» Material provided
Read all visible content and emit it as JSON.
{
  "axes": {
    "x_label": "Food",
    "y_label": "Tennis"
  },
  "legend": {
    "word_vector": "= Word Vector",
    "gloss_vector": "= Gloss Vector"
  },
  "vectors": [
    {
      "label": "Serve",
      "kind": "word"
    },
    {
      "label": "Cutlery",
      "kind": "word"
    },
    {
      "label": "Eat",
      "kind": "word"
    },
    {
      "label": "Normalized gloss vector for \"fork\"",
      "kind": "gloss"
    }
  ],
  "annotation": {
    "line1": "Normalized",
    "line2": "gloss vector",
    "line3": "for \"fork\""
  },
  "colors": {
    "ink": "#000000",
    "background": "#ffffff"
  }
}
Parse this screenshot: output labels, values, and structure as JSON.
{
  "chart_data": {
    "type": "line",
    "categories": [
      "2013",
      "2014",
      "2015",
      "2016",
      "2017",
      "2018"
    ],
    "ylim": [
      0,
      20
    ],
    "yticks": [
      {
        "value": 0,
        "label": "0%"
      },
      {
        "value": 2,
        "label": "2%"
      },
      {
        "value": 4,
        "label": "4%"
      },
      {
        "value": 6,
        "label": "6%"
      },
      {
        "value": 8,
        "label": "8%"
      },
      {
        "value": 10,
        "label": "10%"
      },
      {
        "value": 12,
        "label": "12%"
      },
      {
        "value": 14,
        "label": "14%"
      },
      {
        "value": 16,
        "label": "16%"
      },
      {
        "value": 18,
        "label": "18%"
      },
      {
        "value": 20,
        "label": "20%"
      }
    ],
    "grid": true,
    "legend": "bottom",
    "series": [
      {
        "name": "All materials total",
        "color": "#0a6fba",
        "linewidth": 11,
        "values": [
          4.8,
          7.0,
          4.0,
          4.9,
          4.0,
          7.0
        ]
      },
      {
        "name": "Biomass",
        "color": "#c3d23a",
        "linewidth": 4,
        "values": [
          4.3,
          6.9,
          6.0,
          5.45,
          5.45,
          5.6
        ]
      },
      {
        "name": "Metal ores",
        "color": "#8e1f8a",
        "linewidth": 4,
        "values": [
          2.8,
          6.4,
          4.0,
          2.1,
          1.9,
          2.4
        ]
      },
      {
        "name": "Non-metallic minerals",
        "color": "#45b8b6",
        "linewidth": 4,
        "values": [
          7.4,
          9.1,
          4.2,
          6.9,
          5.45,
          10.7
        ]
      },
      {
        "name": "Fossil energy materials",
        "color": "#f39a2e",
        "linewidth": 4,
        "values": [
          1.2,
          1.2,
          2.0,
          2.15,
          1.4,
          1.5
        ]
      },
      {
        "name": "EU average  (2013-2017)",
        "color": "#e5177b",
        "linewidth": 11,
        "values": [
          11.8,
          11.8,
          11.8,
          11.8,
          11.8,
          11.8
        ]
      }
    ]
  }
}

» Exercise goal
Repeat the material in full, exactly as it stands.

» Answer
Read all visible content and emit it as JSON.
{
  "axes": {
    "x_label": "Food",
    "y_label": "Tennis"
  },
  "legend": {
    "word_vector": "= Word Vector",
    "gloss_vector": "= Gloss Vector"
  },
  "vectors": [
    {
      "label": "Serve",
      "kind": "word"
    },
    {
      "label": "Cutlery",
      "kind": "word"
    },
    {
      "label": "Eat",
      "kind": "word"
    },
    {
      "label": "Normalized gloss vector for \"fork\"",
      "kind": "gloss"
    }
  ],
  "annotation": {
    "line1": "Normalized",
    "line2": "gloss vector",
    "line3": "for \"fork\""
  },
  "colors": {
    "ink": "#000000",
    "background": "#ffffff"
  }
}
Parse this screenshot: output labels, values, and structure as JSON.
{
  "chart_data": {
    "type": "line",
    "categories": [
      "2013",
      "2014",
      "2015",
      "2016",
      "2017",
      "2018"
    ],
    "ylim": [
      0,
      20
    ],
    "yticks": [
      {
        "value": 0,
        "label": "0%"
      },
      {
        "value": 2,
        "label": "2%"
      },
      {
        "value": 4,
        "label": "4%"
      },
      {
        "value": 6,
        "label": "6%"
      },
      {
        "value": 8,
        "label": "8%"
      },
      {
        "value": 10,
        "label": "10%"
      },
      {
        "value": 12,
        "label": "12%"
      },
      {
        "value": 14,
        "label": "14%"
      },
      {
        "value": 16,
        "label": "16%"
      },
      {
        "value": 18,
        "label": "18%"
      },
      {
        "value": 20,
        "label": "20%"
      }
    ],
    "grid": true,
    "legend": "bottom",
    "series": [
      {
        "name": "All materials total",
        "color": "#0a6fba",
        "linewidth": 11,
        "values": [
          4.8,
          7.0,
          4.0,
          4.9,
          4.0,
          7.0
        ]
      },
      {
        "name": "Biomass",
        "color": "#c3d23a",
        "linewidth": 4,
        "values": [
          4.3,
          6.9,
          6.0,
          5.45,
          5.45,
          5.6
        ]
      },
      {
        "name": "Metal ores",
        "color": "#8e1f8a",
        "linewidth": 4,
        "values": [
          2.8,
          6.4,
          4.0,
          2.1,
          1.9,
          2.4
        ]
      },
      {
        "name": "Non-metallic minerals",
        "color": "#45b8b6",
        "linewidth": 4,
        "values": [
          7.4,
          9.1,
          4.2,
          6.9,
          5.45,
          10.7
        ]
      },
      {
        "name": "Fossil energy materials",
        "color": "#f39a2e",
        "linewidth": 4,
        "values": [
          1.2,
          1.2,
          2.0,
          2.15,
          1.4,
          1.5
        ]
      },
      {
        "name": "EU average  (2013-2017)",
        "color": "#e5177b",
        "linewidth": 11,
        "values": [
          11.8,
          11.8,
          11.8,
          11.8,
          11.8,
          11.8
        ]
      }
    ]
  }
}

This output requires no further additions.